* [Do this]:
Answer with one number: how many lines hold "text".

[Stored records]
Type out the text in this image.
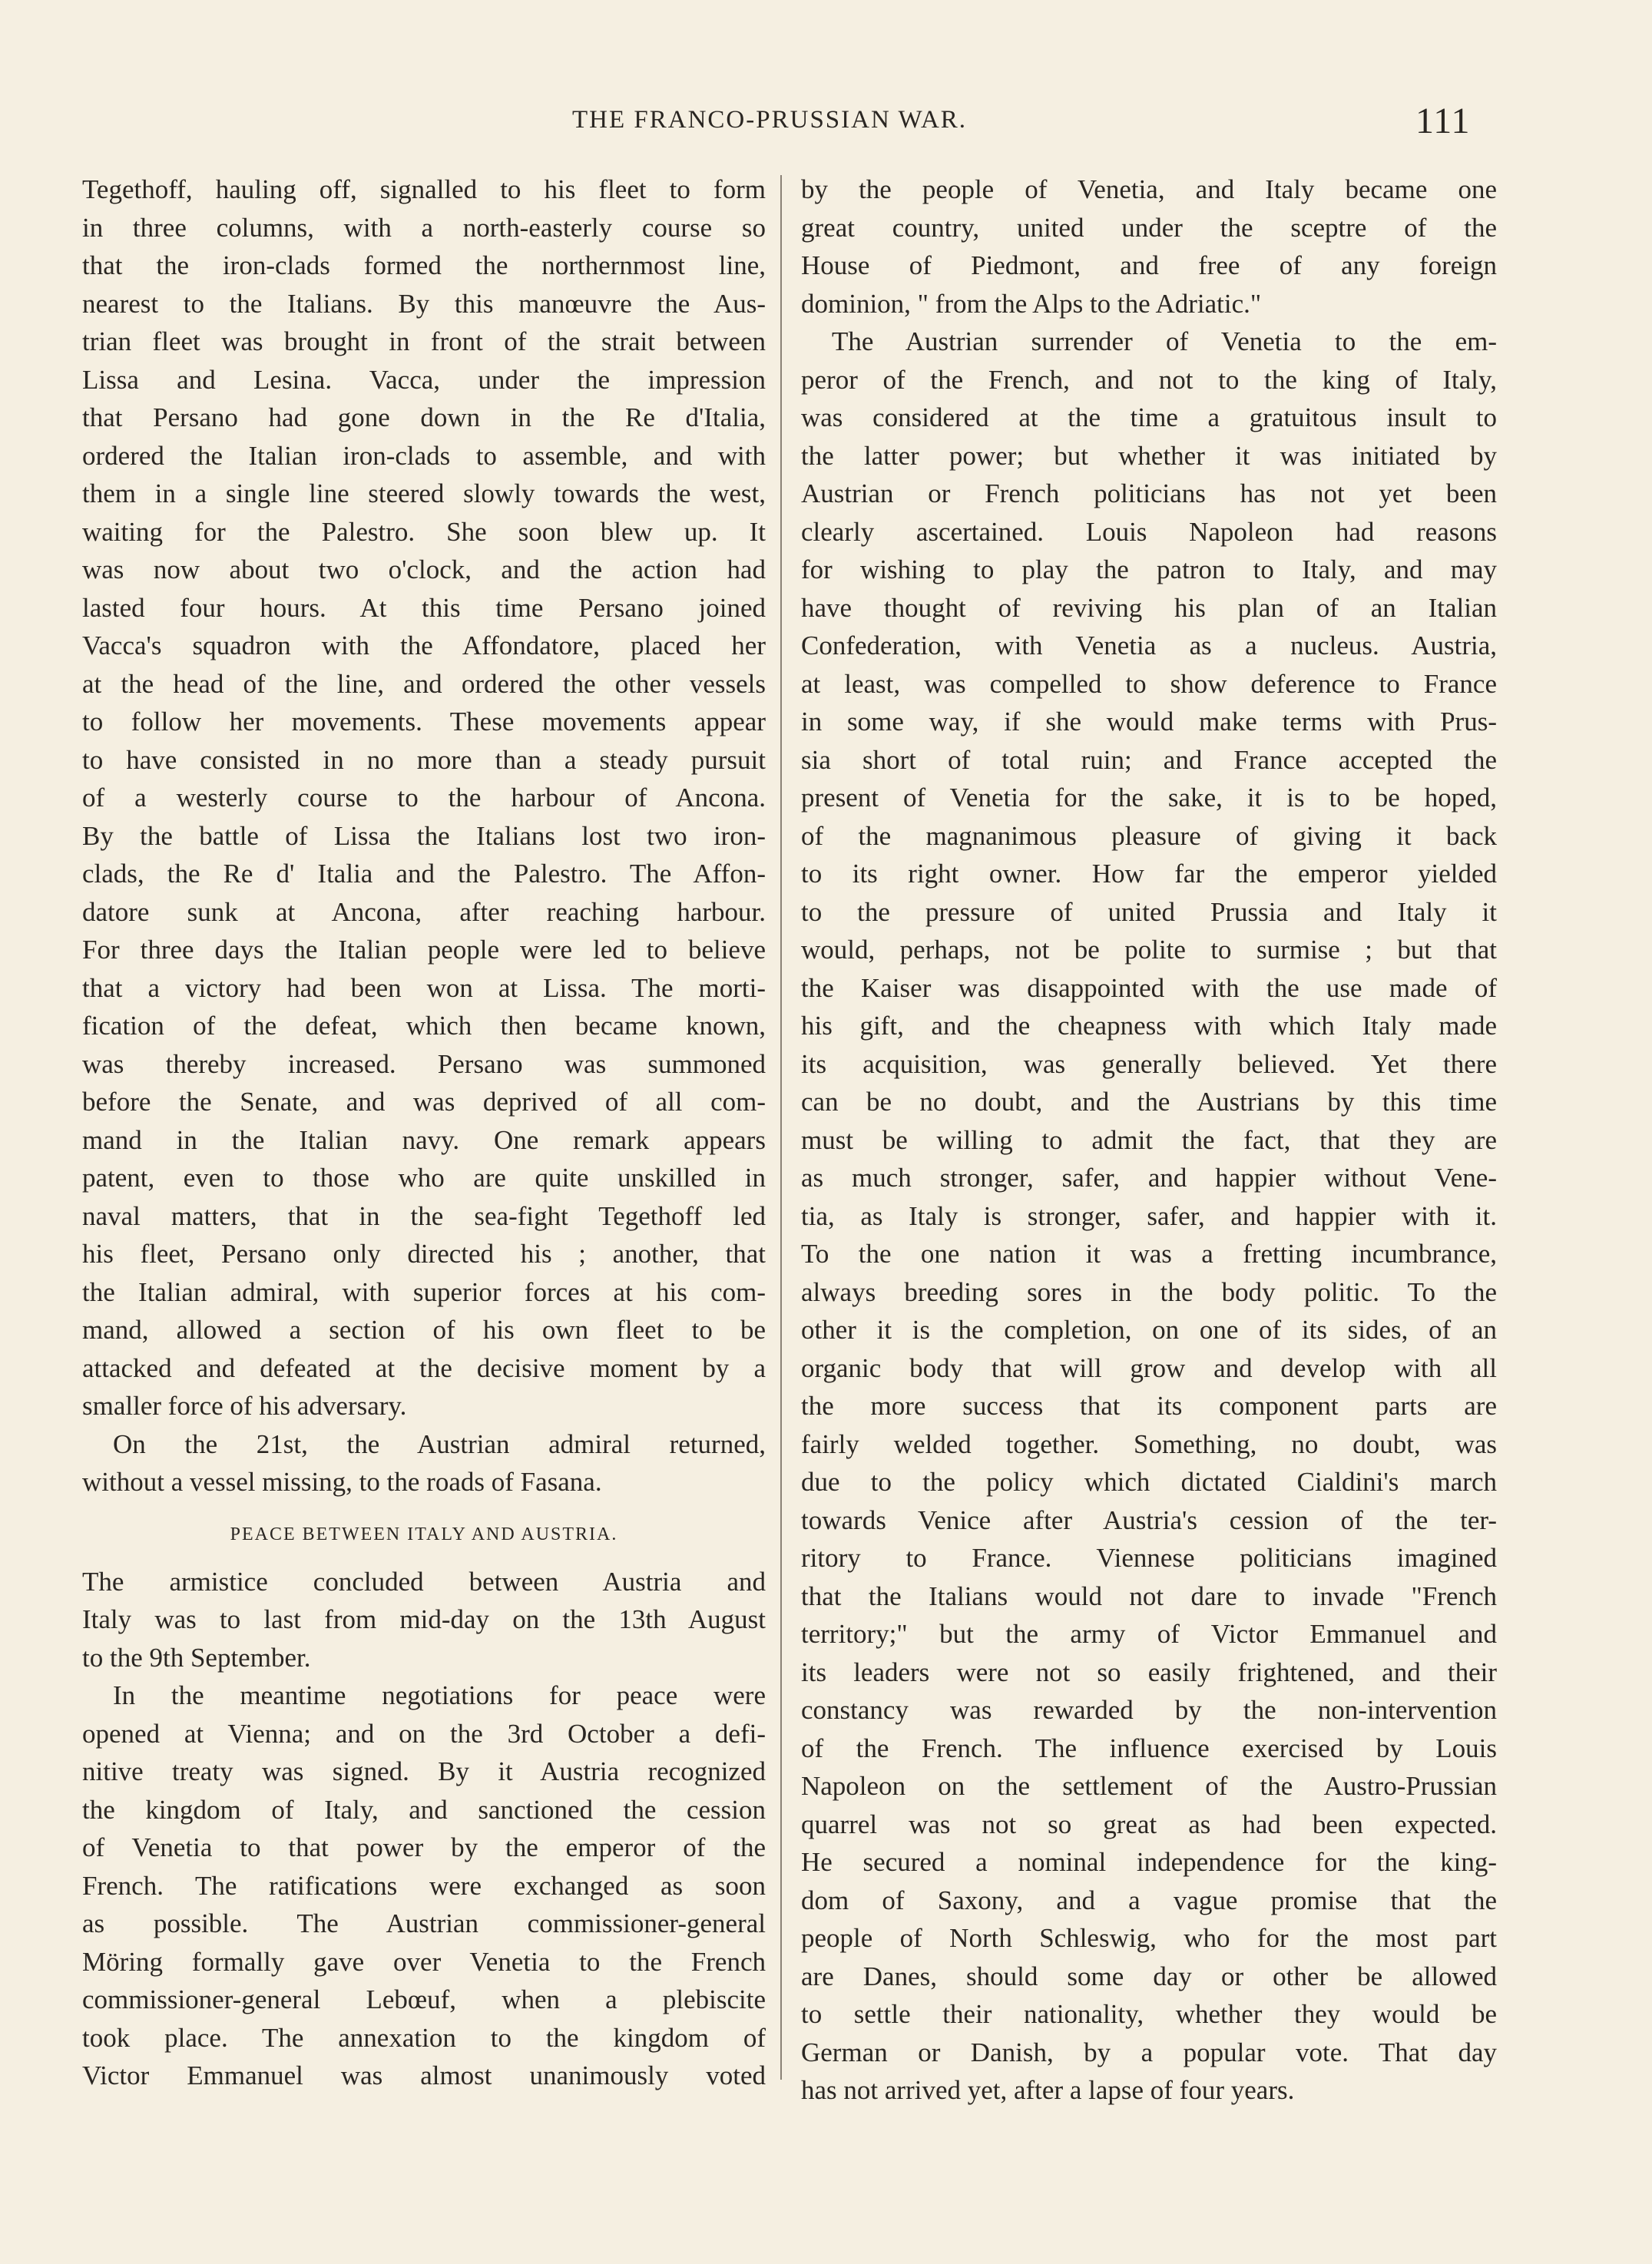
THE FRANCO-PRUSSIAN WAR.	111
Tegethoff, hauling off, signalled to his fleet to form
in three columns, with a north-easterly course so
that the iron-clads formed the northernmost line,
nearest to the Italians. By this manœuvre the Aus-
trian fleet was brought in front of the strait between
Lissa and Lesina. Vacca, under the impression
that Persano had gone down in the Re d'Italia,
ordered the Italian iron-clads to assemble, and with
them in a single line steered slowly towards the west,
waiting for the Palestro. She soon blew up. It
was now about two o'clock, and the action had
lasted four hours. At this time Persano joined
Vacca's squadron with the Affondatore, placed her
at the head of the line, and ordered the other vessels
to follow her movements. These movements appear
to have consisted in no more than a steady pursuit
of a westerly course to the harbour of Ancona.
By the battle of Lissa the Italians lost two iron-
clads, the Re d' Italia and the Palestro. The Affon-
datore sunk at Ancona, after reaching harbour.
For three days the Italian people were led to believe
that a victory had been won at Lissa. The morti-
fication of the defeat, which then became known,
was thereby increased. Persano was summoned
before the Senate, and was deprived of all com-
mand in the Italian navy. One remark appears
patent, even to those who are quite unskilled in
naval matters, that in the sea-fight Tegethoff led
his fleet, Persano only directed his ; another, that
the Italian admiral, with superior forces at his com-
mand, allowed a section of his own fleet to be
attacked and defeated at the decisive moment by a
smaller force of his adversary.
On the 21st, the Austrian admiral returned,
without a vessel missing, to the roads of Fasana.
PEACE BETWEEN ITALY AND AUSTRIA.
The armistice concluded between Austria and
Italy was to last from mid-day on the 13th August
to the 9th September.
In the meantime negotiations for peace were
opened at Vienna; and on the 3rd October a defi-
nitive treaty was signed. By it Austria recognized
the kingdom of Italy, and sanctioned the cession
of Venetia to that power by the emperor of the
French. The ratifications were exchanged as soon
as possible. The Austrian commissioner-general
Möring formally gave over Venetia to the French
commissioner-general Lebœuf, when a plebiscite
took place. The annexation to the kingdom of
Victor Emmanuel was almost unanimously voted
by the people of Venetia, and Italy became one
great country, united under the sceptre of the
House of Piedmont, and free of any foreign
dominion, " from the Alps to the Adriatic."
The Austrian surrender of Venetia to the em-
peror of the French, and not to the king of Italy,
was considered at the time a gratuitous insult to
the latter power; but whether it was initiated by
Austrian or French politicians has not yet been
clearly ascertained. Louis Napoleon had reasons
for wishing to play the patron to Italy, and may
have thought of reviving his plan of an Italian
Confederation, with Venetia as a nucleus. Austria,
at least, was compelled to show deference to France
in some way, if she would make terms with Prus-
sia short of total ruin; and France accepted the
present of Venetia for the sake, it is to be hoped,
of the magnanimous pleasure of giving it back
to its right owner. How far the emperor yielded
to the pressure of united Prussia and Italy it
would, perhaps, not be polite to surmise ; but that
the Kaiser was disappointed with the use made of
his gift, and the cheapness with which Italy made
its acquisition, was generally believed. Yet there
can be no doubt, and the Austrians by this time
must be willing to admit the fact, that they are
as much stronger, safer, and happier without Vene-
tia, as Italy is stronger, safer, and happier with it.
To the one nation it was a fretting incumbrance,
always breeding sores in the body politic. To the
other it is the completion, on one of its sides, of an
organic body that will grow and develop with all
the more success that its component parts are
fairly welded together. Something, no doubt, was
due to the policy which dictated Cialdini's march
towards Venice after Austria's cession of the ter-
ritory to France. Viennese politicians imagined
that the Italians would not dare to invade "French
territory;" but the army of Victor Emmanuel and
its leaders were not so easily frightened, and their
constancy was rewarded by the non-intervention
of the French. The influence exercised by Louis
Napoleon on the settlement of the Austro-Prussian
quarrel was not so great as had been expected.
He secured a nominal independence for the king-
dom of Saxony, and a vague promise that the
people of North Schleswig, who for the most part
are Danes, should some day or other be allowed
to settle their nationality, whether they would be
German or Danish, by a popular vote. That day
has not arrived yet, after a lapse of four years.
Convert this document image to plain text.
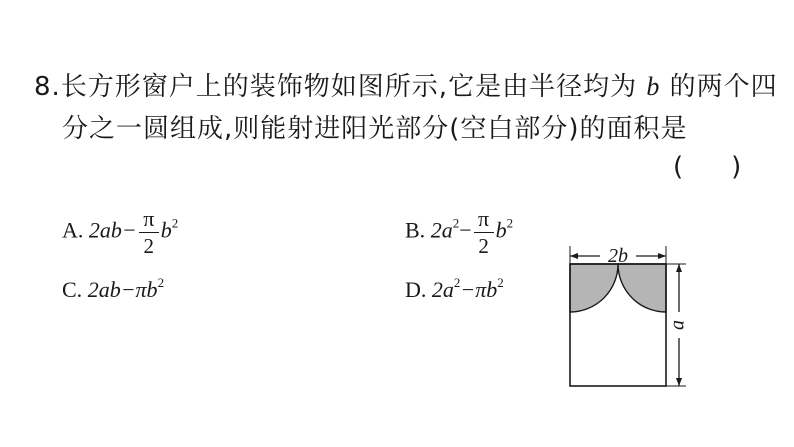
8.长方形窗户上的装饰物如图所示,它是由半径均为 b 的两个四
分之一圆组成,则能射进阳光部分(空白部分)的面积是
( )
A. $2ab- \frac{\pi}{2} b^2$	B. $2a^2- \frac{\pi}{2} b^2$
C. $2ab-\pi b^2$	D. $2a^2-\pi b^2$
2b
a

* [Expected output]:
2